* [DATASET EXCERPTS]
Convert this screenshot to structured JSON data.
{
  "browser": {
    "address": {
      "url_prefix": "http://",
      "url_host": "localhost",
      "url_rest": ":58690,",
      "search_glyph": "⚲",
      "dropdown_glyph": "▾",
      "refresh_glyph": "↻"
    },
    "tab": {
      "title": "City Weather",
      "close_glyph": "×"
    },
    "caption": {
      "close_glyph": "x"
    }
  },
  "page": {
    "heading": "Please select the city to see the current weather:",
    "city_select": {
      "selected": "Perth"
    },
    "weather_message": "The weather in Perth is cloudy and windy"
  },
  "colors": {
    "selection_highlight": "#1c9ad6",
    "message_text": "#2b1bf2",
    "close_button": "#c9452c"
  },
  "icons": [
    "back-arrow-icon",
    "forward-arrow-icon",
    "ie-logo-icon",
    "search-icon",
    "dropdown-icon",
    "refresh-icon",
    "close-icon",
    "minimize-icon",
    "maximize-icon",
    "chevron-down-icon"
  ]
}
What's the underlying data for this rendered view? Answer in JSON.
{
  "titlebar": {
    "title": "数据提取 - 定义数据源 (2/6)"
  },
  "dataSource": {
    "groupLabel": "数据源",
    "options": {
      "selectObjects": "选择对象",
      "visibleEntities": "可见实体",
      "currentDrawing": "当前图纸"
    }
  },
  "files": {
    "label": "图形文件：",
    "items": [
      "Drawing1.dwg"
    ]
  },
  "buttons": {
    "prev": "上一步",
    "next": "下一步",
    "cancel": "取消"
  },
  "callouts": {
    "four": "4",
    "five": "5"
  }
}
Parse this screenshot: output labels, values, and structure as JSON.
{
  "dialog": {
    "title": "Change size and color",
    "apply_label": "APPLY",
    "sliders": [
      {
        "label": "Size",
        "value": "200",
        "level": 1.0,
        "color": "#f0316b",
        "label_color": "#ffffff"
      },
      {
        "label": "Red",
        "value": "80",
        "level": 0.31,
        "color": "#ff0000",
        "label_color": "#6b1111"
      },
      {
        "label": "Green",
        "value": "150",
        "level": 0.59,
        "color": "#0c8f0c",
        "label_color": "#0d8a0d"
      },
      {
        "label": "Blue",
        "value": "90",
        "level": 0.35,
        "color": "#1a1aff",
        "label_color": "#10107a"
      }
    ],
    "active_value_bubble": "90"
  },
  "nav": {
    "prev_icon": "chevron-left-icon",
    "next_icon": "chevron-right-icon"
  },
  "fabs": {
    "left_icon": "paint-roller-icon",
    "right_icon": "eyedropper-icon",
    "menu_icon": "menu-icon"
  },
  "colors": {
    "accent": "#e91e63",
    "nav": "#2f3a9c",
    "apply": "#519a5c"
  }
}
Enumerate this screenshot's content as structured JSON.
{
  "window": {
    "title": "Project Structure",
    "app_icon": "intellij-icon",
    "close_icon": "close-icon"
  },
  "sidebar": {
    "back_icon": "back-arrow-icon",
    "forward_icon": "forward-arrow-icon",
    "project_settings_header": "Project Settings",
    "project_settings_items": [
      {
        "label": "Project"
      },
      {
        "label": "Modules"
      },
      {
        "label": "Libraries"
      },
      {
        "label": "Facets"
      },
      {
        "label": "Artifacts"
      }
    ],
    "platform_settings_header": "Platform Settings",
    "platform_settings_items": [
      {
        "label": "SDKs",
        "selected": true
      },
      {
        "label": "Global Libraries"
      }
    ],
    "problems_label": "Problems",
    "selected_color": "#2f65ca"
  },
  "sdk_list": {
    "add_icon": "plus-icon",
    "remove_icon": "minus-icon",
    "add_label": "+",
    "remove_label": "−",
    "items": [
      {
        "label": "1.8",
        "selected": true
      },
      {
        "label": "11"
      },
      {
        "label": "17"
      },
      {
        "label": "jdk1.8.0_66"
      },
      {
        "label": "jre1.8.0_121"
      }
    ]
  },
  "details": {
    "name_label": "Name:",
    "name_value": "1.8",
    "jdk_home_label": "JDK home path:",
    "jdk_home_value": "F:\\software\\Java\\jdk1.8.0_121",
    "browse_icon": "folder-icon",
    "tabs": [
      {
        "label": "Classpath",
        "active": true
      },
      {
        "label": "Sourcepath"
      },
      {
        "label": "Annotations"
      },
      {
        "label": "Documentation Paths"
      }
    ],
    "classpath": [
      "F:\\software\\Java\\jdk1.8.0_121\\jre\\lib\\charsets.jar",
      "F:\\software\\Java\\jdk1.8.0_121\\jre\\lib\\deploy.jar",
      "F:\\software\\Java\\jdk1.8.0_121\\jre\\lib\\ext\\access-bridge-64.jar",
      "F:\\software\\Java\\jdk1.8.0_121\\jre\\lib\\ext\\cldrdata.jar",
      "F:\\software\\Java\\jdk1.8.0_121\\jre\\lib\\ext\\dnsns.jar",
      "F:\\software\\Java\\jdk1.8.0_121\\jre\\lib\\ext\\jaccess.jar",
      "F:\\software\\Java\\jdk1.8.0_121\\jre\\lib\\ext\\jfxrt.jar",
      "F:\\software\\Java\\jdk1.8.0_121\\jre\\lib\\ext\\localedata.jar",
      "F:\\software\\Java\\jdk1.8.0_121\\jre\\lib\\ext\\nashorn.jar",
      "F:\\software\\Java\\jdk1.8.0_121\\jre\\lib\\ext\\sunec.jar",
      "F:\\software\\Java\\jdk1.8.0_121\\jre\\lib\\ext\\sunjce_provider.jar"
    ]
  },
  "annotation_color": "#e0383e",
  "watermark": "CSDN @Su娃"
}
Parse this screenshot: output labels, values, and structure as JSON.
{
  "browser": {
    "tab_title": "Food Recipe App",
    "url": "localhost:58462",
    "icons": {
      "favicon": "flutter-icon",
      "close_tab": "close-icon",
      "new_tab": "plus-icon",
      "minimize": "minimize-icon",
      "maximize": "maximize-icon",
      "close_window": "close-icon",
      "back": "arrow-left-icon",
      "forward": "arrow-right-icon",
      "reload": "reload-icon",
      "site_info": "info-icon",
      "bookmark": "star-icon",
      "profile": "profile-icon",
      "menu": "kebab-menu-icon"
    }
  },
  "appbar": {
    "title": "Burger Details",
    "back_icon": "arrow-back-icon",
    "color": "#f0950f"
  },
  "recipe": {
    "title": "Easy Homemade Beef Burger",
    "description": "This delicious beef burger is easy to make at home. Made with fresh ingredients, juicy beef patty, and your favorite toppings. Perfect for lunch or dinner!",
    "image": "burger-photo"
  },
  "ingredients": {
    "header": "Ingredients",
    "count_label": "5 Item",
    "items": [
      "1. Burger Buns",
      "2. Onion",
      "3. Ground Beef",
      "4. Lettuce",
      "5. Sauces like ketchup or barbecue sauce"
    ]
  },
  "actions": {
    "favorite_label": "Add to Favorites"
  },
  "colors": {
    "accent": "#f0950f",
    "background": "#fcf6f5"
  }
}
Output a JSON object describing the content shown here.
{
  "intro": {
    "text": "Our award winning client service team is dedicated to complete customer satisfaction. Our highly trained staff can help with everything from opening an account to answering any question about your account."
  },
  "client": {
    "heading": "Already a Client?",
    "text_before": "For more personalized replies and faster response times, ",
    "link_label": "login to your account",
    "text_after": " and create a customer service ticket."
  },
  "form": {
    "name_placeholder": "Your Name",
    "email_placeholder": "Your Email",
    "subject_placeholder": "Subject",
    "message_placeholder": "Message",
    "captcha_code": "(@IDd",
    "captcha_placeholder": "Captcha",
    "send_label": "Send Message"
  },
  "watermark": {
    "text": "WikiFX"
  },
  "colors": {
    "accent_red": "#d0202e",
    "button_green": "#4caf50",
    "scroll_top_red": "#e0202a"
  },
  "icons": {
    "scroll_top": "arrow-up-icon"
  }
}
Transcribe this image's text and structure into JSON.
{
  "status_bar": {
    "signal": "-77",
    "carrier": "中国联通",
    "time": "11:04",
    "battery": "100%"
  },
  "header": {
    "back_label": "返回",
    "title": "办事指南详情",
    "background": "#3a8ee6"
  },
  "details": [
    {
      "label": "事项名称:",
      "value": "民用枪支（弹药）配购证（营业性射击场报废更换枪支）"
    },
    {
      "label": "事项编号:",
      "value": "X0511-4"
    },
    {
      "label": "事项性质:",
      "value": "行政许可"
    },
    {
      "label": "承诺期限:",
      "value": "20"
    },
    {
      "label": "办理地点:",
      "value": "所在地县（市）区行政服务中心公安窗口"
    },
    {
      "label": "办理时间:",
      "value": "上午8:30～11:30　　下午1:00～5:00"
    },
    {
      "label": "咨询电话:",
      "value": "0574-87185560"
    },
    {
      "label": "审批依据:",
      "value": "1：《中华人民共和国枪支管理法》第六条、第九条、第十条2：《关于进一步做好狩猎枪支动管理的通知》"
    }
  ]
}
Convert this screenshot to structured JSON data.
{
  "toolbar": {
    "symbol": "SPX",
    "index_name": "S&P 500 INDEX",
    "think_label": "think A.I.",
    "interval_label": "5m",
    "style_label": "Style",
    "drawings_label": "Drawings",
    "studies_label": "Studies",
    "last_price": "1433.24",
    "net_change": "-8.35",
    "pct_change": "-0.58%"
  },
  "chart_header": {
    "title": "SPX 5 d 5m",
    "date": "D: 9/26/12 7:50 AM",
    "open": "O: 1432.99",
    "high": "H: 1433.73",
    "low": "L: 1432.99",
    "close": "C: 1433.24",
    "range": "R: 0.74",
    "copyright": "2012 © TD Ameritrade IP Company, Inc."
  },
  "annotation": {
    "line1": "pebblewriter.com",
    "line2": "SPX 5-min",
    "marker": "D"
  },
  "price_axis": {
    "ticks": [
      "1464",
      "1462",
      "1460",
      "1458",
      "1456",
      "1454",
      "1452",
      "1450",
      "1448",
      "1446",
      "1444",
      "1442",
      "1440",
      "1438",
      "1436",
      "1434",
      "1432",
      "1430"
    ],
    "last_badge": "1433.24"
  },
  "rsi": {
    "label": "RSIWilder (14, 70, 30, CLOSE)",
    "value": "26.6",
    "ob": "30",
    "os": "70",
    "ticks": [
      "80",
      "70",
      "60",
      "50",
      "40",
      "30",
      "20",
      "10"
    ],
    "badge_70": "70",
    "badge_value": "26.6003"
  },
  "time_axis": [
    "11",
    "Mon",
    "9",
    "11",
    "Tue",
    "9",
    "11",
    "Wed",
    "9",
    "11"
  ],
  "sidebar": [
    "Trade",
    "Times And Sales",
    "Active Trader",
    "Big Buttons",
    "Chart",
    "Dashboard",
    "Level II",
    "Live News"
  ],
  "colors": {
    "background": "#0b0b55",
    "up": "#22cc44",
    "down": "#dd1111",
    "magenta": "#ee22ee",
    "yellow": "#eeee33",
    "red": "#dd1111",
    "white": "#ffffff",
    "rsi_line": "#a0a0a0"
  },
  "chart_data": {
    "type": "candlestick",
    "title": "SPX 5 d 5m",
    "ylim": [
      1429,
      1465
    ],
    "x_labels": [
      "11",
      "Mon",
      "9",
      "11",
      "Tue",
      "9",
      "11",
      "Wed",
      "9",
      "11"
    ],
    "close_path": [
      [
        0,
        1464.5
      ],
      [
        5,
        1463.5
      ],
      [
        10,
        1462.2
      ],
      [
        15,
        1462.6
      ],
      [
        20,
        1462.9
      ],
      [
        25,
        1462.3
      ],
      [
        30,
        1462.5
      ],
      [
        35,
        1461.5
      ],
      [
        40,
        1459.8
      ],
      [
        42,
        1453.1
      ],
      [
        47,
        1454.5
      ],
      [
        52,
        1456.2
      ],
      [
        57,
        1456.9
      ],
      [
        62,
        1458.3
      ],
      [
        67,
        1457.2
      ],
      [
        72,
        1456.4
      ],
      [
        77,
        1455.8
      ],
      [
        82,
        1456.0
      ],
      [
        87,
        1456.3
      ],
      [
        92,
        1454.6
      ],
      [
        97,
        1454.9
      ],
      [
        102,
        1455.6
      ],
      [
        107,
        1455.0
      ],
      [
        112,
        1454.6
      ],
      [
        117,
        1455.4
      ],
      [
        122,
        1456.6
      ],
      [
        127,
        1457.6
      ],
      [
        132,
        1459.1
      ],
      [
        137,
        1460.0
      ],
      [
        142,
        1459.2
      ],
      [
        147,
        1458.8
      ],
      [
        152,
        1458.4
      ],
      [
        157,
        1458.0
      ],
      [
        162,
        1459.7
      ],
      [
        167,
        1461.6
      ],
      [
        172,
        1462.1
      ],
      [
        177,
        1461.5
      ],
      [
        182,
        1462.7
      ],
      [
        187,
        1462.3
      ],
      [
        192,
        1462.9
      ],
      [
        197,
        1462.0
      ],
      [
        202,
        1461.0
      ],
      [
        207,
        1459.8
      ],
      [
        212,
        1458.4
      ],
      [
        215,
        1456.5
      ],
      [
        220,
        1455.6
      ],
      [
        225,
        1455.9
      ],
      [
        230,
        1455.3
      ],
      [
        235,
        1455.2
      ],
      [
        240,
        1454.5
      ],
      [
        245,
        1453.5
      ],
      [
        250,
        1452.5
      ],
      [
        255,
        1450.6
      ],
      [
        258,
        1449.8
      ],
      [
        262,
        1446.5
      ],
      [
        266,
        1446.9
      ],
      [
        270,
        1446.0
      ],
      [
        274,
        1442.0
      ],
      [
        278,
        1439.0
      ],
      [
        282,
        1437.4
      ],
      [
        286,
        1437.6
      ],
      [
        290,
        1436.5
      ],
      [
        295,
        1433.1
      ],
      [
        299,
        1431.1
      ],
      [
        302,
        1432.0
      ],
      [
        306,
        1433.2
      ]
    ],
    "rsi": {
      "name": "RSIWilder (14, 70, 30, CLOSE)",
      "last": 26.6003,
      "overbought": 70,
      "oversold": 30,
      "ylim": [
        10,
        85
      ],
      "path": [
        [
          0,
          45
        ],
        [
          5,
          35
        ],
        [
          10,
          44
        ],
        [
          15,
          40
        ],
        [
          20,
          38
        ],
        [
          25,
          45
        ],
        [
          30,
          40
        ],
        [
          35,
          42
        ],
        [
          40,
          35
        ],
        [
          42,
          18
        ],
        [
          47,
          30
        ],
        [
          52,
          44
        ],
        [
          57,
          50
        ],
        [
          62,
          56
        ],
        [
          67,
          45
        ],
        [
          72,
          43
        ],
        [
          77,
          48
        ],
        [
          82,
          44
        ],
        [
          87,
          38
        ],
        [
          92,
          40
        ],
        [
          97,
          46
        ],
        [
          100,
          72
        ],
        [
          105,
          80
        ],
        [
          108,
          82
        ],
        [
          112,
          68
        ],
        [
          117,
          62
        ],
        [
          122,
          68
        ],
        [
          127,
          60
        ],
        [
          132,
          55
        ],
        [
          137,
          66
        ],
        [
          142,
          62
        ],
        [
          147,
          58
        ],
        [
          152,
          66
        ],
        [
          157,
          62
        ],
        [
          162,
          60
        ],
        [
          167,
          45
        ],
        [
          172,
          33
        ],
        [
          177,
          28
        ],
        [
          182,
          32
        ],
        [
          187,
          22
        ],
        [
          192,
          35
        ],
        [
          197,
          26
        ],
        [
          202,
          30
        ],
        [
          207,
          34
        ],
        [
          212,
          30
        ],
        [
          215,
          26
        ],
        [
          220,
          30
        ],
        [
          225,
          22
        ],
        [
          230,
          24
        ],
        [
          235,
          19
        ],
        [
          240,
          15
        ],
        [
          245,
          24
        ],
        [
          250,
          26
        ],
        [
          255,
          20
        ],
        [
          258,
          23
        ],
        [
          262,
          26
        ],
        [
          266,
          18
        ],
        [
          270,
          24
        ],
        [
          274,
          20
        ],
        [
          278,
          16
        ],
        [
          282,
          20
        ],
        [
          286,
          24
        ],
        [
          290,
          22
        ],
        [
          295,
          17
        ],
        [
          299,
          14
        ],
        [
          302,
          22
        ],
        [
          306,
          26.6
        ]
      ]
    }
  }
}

* [TASK GOAL]
Pull out every line in the data above that has the word "Libraries".

* [FULL SOLUTION]
        "label": "Libraries"
        "label": "Global Libraries"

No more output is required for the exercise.